Stored records

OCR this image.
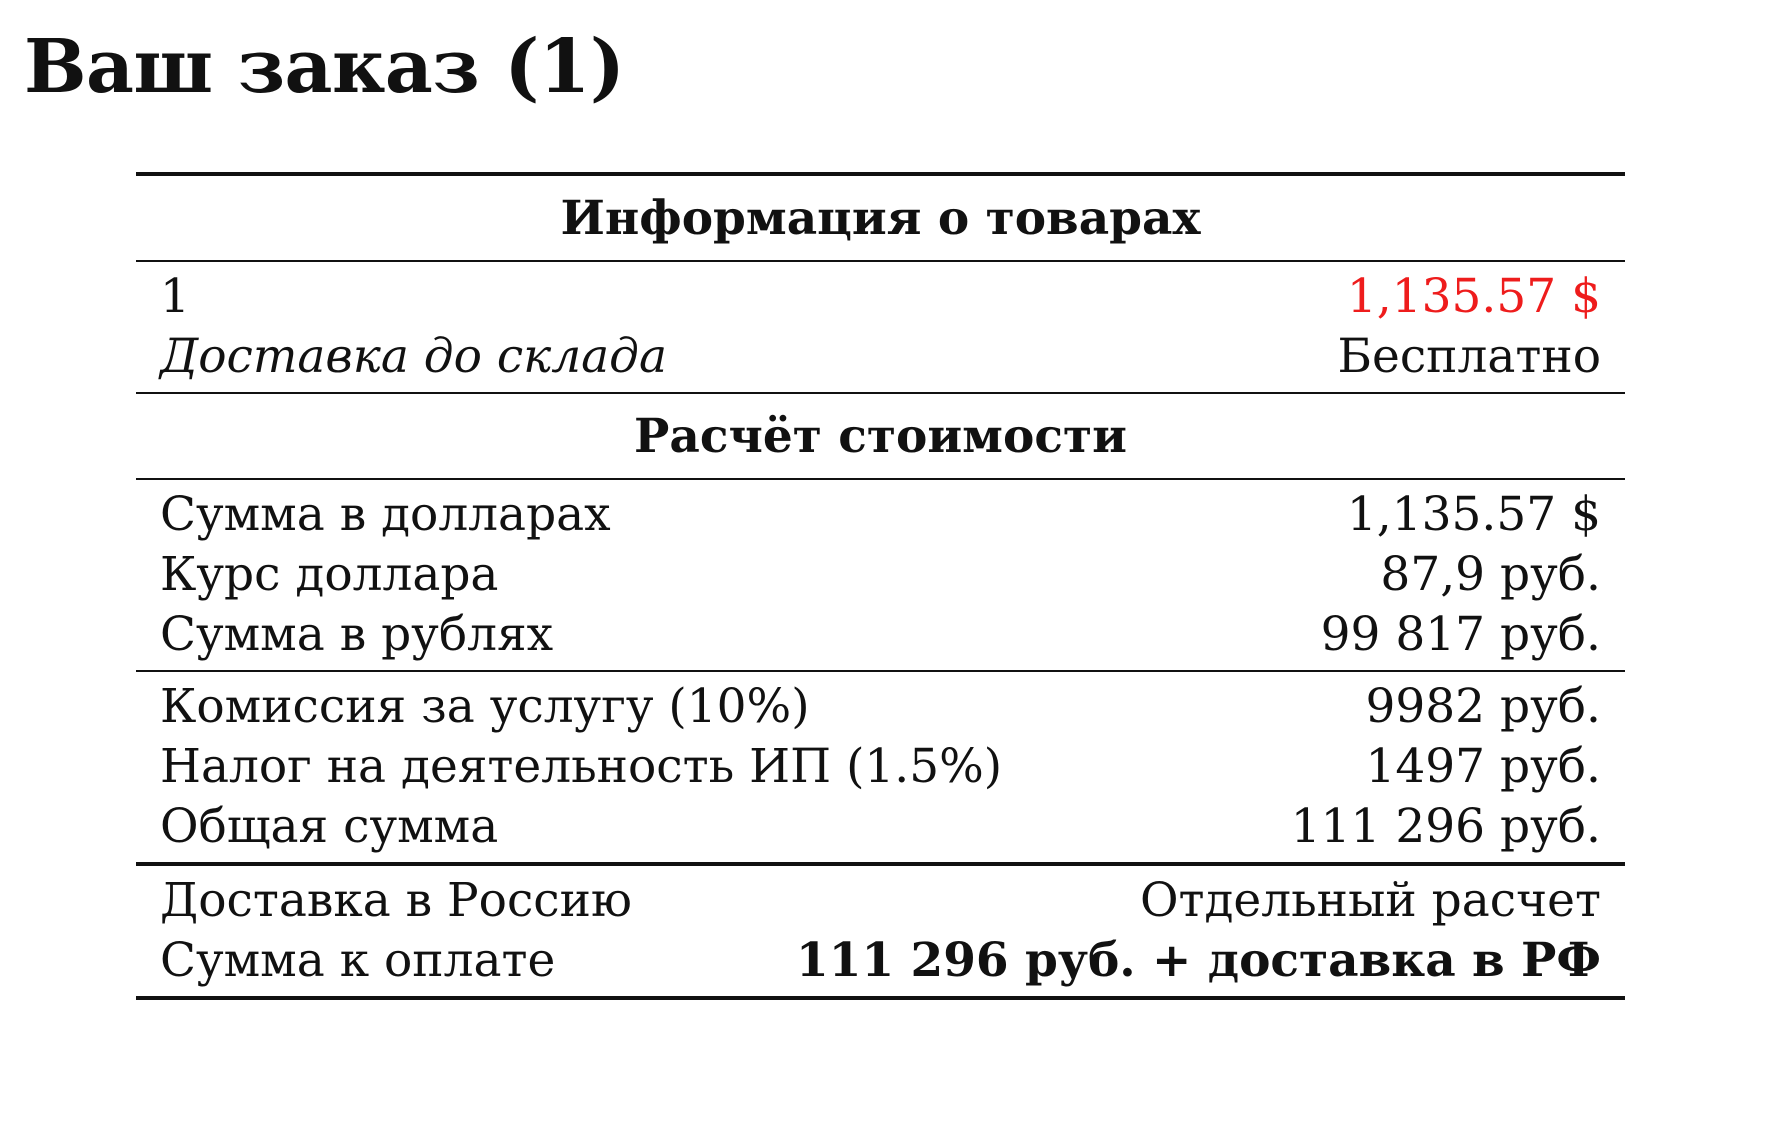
Ваш заказ (1)
Информация о товарах
1	1,135.57 $
Доставка до склада	Бесплатно
Расчёт стоимости
Сумма в долларах	1,135.57 $
Курс доллара	87,9 руб.
Сумма в рублях	99 817 руб.
Комиссия за услугу (10%)	9982 руб.
Налог на деятельность ИП (1.5%)	1497 руб.
Общая сумма	111 296 руб.
Доставка в Россию	Отдельный расчет
Сумма к оплате	111 296 руб. + доставка в РФ
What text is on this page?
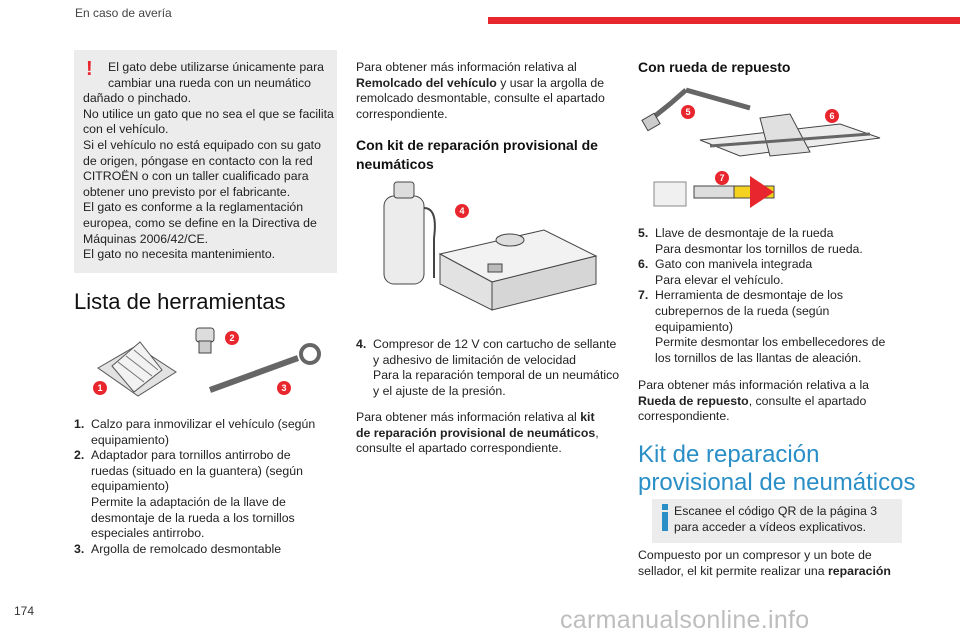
En caso de avería
!	El gato debe utilizarse únicamente para
cambiar una rueda con un neumático
dañado o pinchado.
No utilice un gato que no sea el que se facilita
con el vehículo.
Si el vehículo no está equipado con su gato
de origen, póngase en contacto con la red
CITROËN o con un taller cualificado para
obtener uno previsto por el fabricante.
El gato es conforme a la reglamentación
europea, como se define en la Directiva de
Máquinas 2006/42/CE.
El gato no necesita mantenimiento.
Lista de herramientas
1
2
3
1. Calzo para inmovilizar el vehículo (según
equipamiento)
2. Adaptador para tornillos antirrobo de
ruedas (situado en la guantera) (según
equipamiento)
Permite la adaptación de la llave de
desmontaje de la rueda a los tornillos
especiales antirrobo.
3. Argolla de remolcado desmontable
Para obtener más información relativa al
Remolcado del vehículo y usar la argolla de
remolcado desmontable, consulte el apartado
correspondiente.
Con kit de reparación provisional de
neumáticos
4
4. Compresor de 12 V con cartucho de sellante
y adhesivo de limitación de velocidad
Para la reparación temporal de un neumático
y el ajuste de la presión.
Para obtener más información relativa al kit
de reparación provisional de neumáticos,
consulte el apartado correspondiente.
Con rueda de repuesto
5	6
7
5. Llave de desmontaje de la rueda
Para desmontar los tornillos de rueda.
6. Gato con manivela integrada
Para elevar el vehículo.
7. Herramienta de desmontaje de los
cubrepernos de la rueda (según
equipamiento)
Permite desmontar los embellecedores de
los tornillos de las llantas de aleación.
Para obtener más información relativa a la
Rueda de repuesto, consulte el apartado
correspondiente.
Kit de reparación
provisional de neumáticos
Escanee el código QR de la página 3
para acceder a vídeos explicativos.
Compuesto por un compresor y un bote de
sellador, el kit permite realizar una reparación
174	carmanualsonline.info
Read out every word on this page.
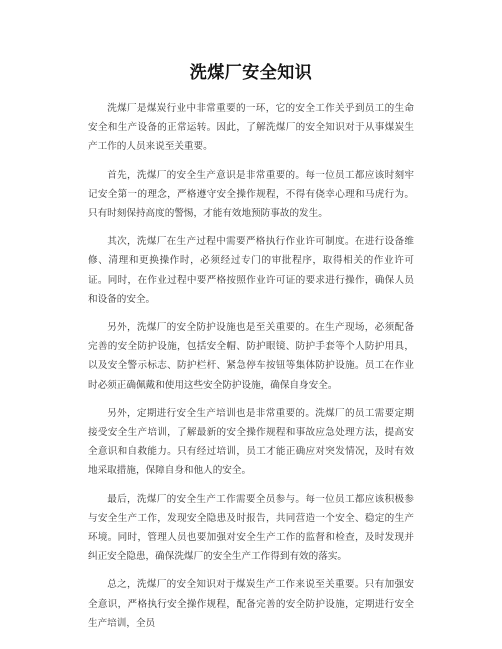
洗煤厂安全知识

洗煤厂是煤炭行业中非常重要的一环，它的安全工作关乎到员工的生命安全和生产设备的正常运转。因此，了解洗煤厂的安全知识对于从事煤炭生产工作的人员来说至关重要。

首先，洗煤厂的安全生产意识是非常重要的。每一位员工都应该时刻牢记安全第一的理念，严格遵守安全操作规程，不得有侥幸心理和马虎行为。只有时刻保持高度的警惕，才能有效地预防事故的发生。

其次，洗煤厂在生产过程中需要严格执行作业许可制度。在进行设备维修、清理和更换操作时，必须经过专门的审批程序，取得相关的作业许可证。同时，在作业过程中要严格按照作业许可证的要求进行操作，确保人员和设备的安全。

另外，洗煤厂的安全防护设施也是至关重要的。在生产现场，必须配备完善的安全防护设施，包括安全帽、防护眼镜、防护手套等个人防护用具，以及安全警示标志、防护栏杆、紧急停车按钮等集体防护设施。员工在作业时必须正确佩戴和使用这些安全防护设施，确保自身安全。

另外，定期进行安全生产培训也是非常重要的。洗煤厂的员工需要定期接受安全生产培训，了解最新的安全操作规程和事故应急处理方法，提高安全意识和自救能力。只有经过培训，员工才能正确应对突发情况，及时有效地采取措施，保障自身和他人的安全。

最后，洗煤厂的安全生产工作需要全员参与。每一位员工都应该积极参与安全生产工作，发现安全隐患及时报告，共同营造一个安全、稳定的生产环境。同时，管理人员也要加强对安全生产工作的监督和检查，及时发现并纠正安全隐患，确保洗煤厂的安全生产工作得到有效的落实。

总之，洗煤厂的安全知识对于煤炭生产工作来说至关重要。只有加强安全意识，严格执行安全操作规程，配备完善的安全防护设施，定期进行安全生产培训，全员
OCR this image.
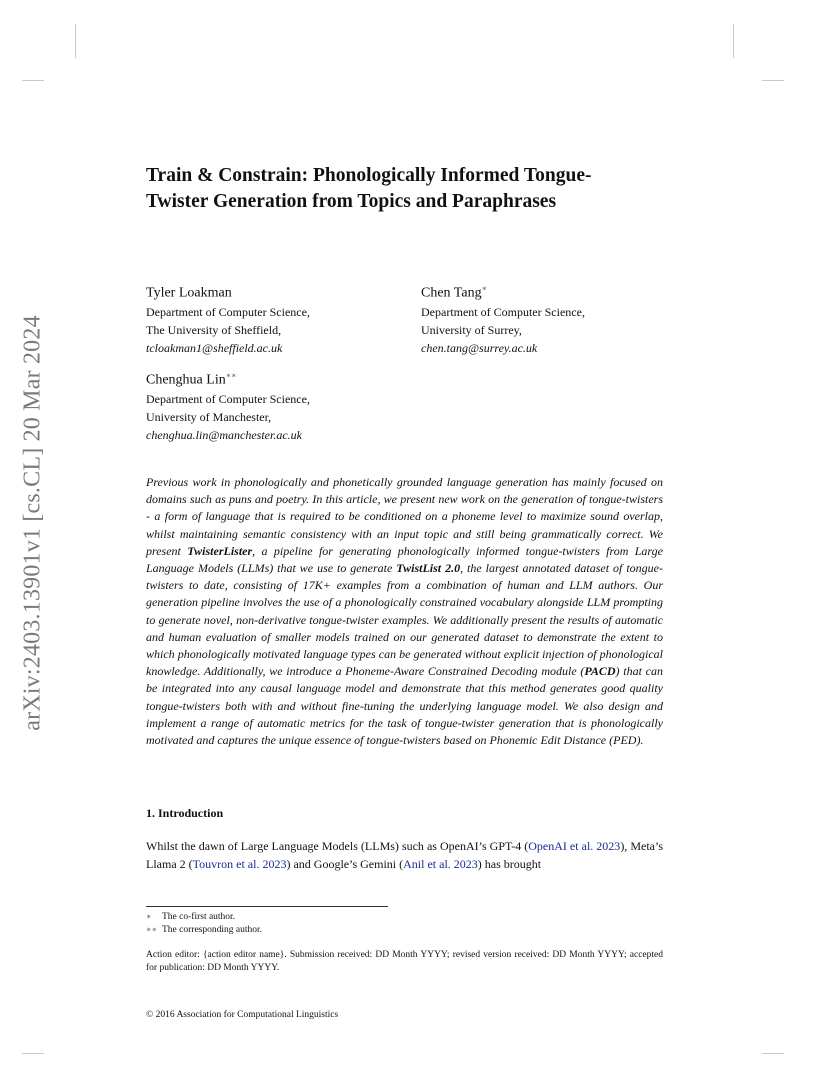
arXiv:2403.13901v1 [cs.CL] 20 Mar 2024
Train & Constrain: Phonologically Informed Tongue-Twister Generation from Topics and Paraphrases
Tyler Loakman
Department of Computer Science,
The University of Sheffield,
tcloakman1@sheffield.ac.uk
Chen Tang∗
Department of Computer Science,
University of Surrey,
chen.tang@surrey.ac.uk
Chenghua Lin∗∗
Department of Computer Science,
University of Manchester,
chenghua.lin@manchester.ac.uk

Previous work in phonologically and phonetically grounded language generation has mainly focused on domains such as puns and poetry. In this article, we present new work on the generation of tongue-twisters - a form of language that is required to be conditioned on a phoneme level to maximize sound overlap, whilst maintaining semantic consistency with an input topic and still being grammatically correct. We present TwisterLister, a pipeline for generating phonologically informed tongue-twisters from Large Language Models (LLMs) that we use to generate TwistList 2.0, the largest annotated dataset of tongue-twisters to date, consisting of 17K+ examples from a combination of human and LLM authors. Our generation pipeline involves the use of a phonologically constrained vocabulary alongside LLM prompting to generate novel, non-derivative tongue-twister examples. We additionally present the results of automatic and human evaluation of smaller models trained on our generated dataset to demonstrate the extent to which phonologically motivated language types can be generated without explicit injection of phonological knowledge. Additionally, we introduce a Phoneme-Aware Constrained Decoding module (PACD) that can be integrated into any causal language model and demonstrate that this method generates good quality tongue-twisters both with and without fine-tuning the underlying language model. We also design and implement a range of automatic metrics for the task of tongue-twister generation that is phonologically motivated and captures the unique essence of tongue-twisters based on Phonemic Edit Distance (PED).

1. Introduction

Whilst the dawn of Large Language Models (LLMs) such as OpenAI’s GPT-4 (OpenAI et al. 2023), Meta’s Llama 2 (Touvron et al. 2023) and Google’s Gemini (Anil et al. 2023) has brought

∗ The co-first author.
∗∗ The corresponding author.

Action editor: {action editor name}. Submission received: DD Month YYYY; revised version received: DD Month YYYY; accepted for publication: DD Month YYYY.

© 2016 Association for Computational Linguistics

WRITTEN EXERCISE - Every record must be copied exactly, with images dropped from the result.

TASK RESULT -
OCR this image.
Ваш заказ (1)
Информация о товарах
1	1,135.57 $
Доставка до склада	Бесплатно
Расчёт стоимости
Сумма в долларах	1,135.57 $
Курс доллара	87,9 руб.
Сумма в рублях	99 817 руб.
Комиссия за услугу (10%)	9982 руб.
Налог на деятельность ИП (1.5%)	1497 руб.
Общая сумма	111 296 руб.
Доставка в Россию	Отдельный расчет
Сумма к оплате	111 296 руб. + доставка в РФ
What text is on this page?
En caso de avería
!	El gato debe utilizarse únicamente para
cambiar una rueda con un neumático
dañado o pinchado.
No utilice un gato que no sea el que se facilita
con el vehículo.
Si el vehículo no está equipado con su gato
de origen, póngase en contacto con la red
CITROËN o con un taller cualificado para
obtener uno previsto por el fabricante.
El gato es conforme a la reglamentación
europea, como se define en la Directiva de
Máquinas 2006/42/CE.
El gato no necesita mantenimiento.
Lista de herramientas
1
2
3
1. Calzo para inmovilizar el vehículo (según
equipamiento)
2. Adaptador para tornillos antirrobo de
ruedas (situado en la guantera) (según
equipamiento)
Permite la adaptación de la llave de
desmontaje de la rueda a los tornillos
especiales antirrobo.
3. Argolla de remolcado desmontable
Para obtener más información relativa al
Remolcado del vehículo y usar la argolla de
remolcado desmontable, consulte el apartado
correspondiente.
Con kit de reparación provisional de
neumáticos
4
4. Compresor de 12 V con cartucho de sellante
y adhesivo de limitación de velocidad
Para la reparación temporal de un neumático
y el ajuste de la presión.
Para obtener más información relativa al kit
de reparación provisional de neumáticos,
consulte el apartado correspondiente.
Con rueda de repuesto
5	6
7
5. Llave de desmontaje de la rueda
Para desmontar los tornillos de rueda.
6. Gato con manivela integrada
Para elevar el vehículo.
7. Herramienta de desmontaje de los
cubrepernos de la rueda (según
equipamiento)
Permite desmontar los embellecedores de
los tornillos de las llantas de aleación.
Para obtener más información relativa a la
Rueda de repuesto, consulte el apartado
correspondiente.
Kit de reparación
provisional de neumáticos
Escanee el código QR de la página 3
para acceder a vídeos explicativos.
Compuesto por un compresor y un bote de
sellador, el kit permite realizar una reparación
174	carmanualsonline.info
Read out every word on this page.
洗煤厂安全知识

洗煤厂是煤炭行业中非常重要的一环，它的安全工作关乎到员工的生命安全和生产设备的正常运转。因此，了解洗煤厂的安全知识对于从事煤炭生产工作的人员来说至关重要。

首先，洗煤厂的安全生产意识是非常重要的。每一位员工都应该时刻牢记安全第一的理念，严格遵守安全操作规程，不得有侥幸心理和马虎行为。只有时刻保持高度的警惕，才能有效地预防事故的发生。

其次，洗煤厂在生产过程中需要严格执行作业许可制度。在进行设备维修、清理和更换操作时，必须经过专门的审批程序，取得相关的作业许可证。同时，在作业过程中要严格按照作业许可证的要求进行操作，确保人员和设备的安全。

另外，洗煤厂的安全防护设施也是至关重要的。在生产现场，必须配备完善的安全防护设施，包括安全帽、防护眼镜、防护手套等个人防护用具，以及安全警示标志、防护栏杆、紧急停车按钮等集体防护设施。员工在作业时必须正确佩戴和使用这些安全防护设施，确保自身安全。

另外，定期进行安全生产培训也是非常重要的。洗煤厂的员工需要定期接受安全生产培训，了解最新的安全操作规程和事故应急处理方法，提高安全意识和自救能力。只有经过培训，员工才能正确应对突发情况，及时有效地采取措施，保障自身和他人的安全。

最后，洗煤厂的安全生产工作需要全员参与。每一位员工都应该积极参与安全生产工作，发现安全隐患及时报告，共同营造一个安全、稳定的生产环境。同时，管理人员也要加强对安全生产工作的监督和检查，及时发现并纠正安全隐患，确保洗煤厂的安全生产工作得到有效的落实。

总之，洗煤厂的安全知识对于煤炭生产工作来说至关重要。只有加强安全意识，严格执行安全操作规程，配备完善的安全防护设施，定期进行安全生产培训，全员
OCR this image.
arXiv:2403.13901v1 [cs.CL] 20 Mar 2024
Train & Constrain: Phonologically Informed Tongue-Twister Generation from Topics and Paraphrases
Tyler Loakman
Department of Computer Science,
The University of Sheffield,
tcloakman1@sheffield.ac.uk
Chen Tang∗
Department of Computer Science,
University of Surrey,
chen.tang@surrey.ac.uk
Chenghua Lin∗∗
Department of Computer Science,
University of Manchester,
chenghua.lin@manchester.ac.uk

Previous work in phonologically and phonetically grounded language generation has mainly focused on domains such as puns and poetry. In this article, we present new work on the generation of tongue-twisters - a form of language that is required to be conditioned on a phoneme level to maximize sound overlap, whilst maintaining semantic consistency with an input topic and still being grammatically correct. We present TwisterLister, a pipeline for generating phonologically informed tongue-twisters from Large Language Models (LLMs) that we use to generate TwistList 2.0, the largest annotated dataset of tongue-twisters to date, consisting of 17K+ examples from a combination of human and LLM authors. Our generation pipeline involves the use of a phonologically constrained vocabulary alongside LLM prompting to generate novel, non-derivative tongue-twister examples. We additionally present the results of automatic and human evaluation of smaller models trained on our generated dataset to demonstrate the extent to which phonologically motivated language types can be generated without explicit injection of phonological knowledge. Additionally, we introduce a Phoneme-Aware Constrained Decoding module (PACD) that can be integrated into any causal language model and demonstrate that this method generates good quality tongue-twisters both with and without fine-tuning the underlying language model. We also design and implement a range of automatic metrics for the task of tongue-twister generation that is phonologically motivated and captures the unique essence of tongue-twisters based on Phonemic Edit Distance (PED).

1. Introduction

Whilst the dawn of Large Language Models (LLMs) such as OpenAI’s GPT-4 (OpenAI et al. 2023), Meta’s Llama 2 (Touvron et al. 2023) and Google’s Gemini (Anil et al. 2023) has brought

∗ The co-first author.
∗∗ The corresponding author.

Action editor: {action editor name}. Submission received: DD Month YYYY; revised version received: DD Month YYYY; accepted for publication: DD Month YYYY.

© 2016 Association for Computational Linguistics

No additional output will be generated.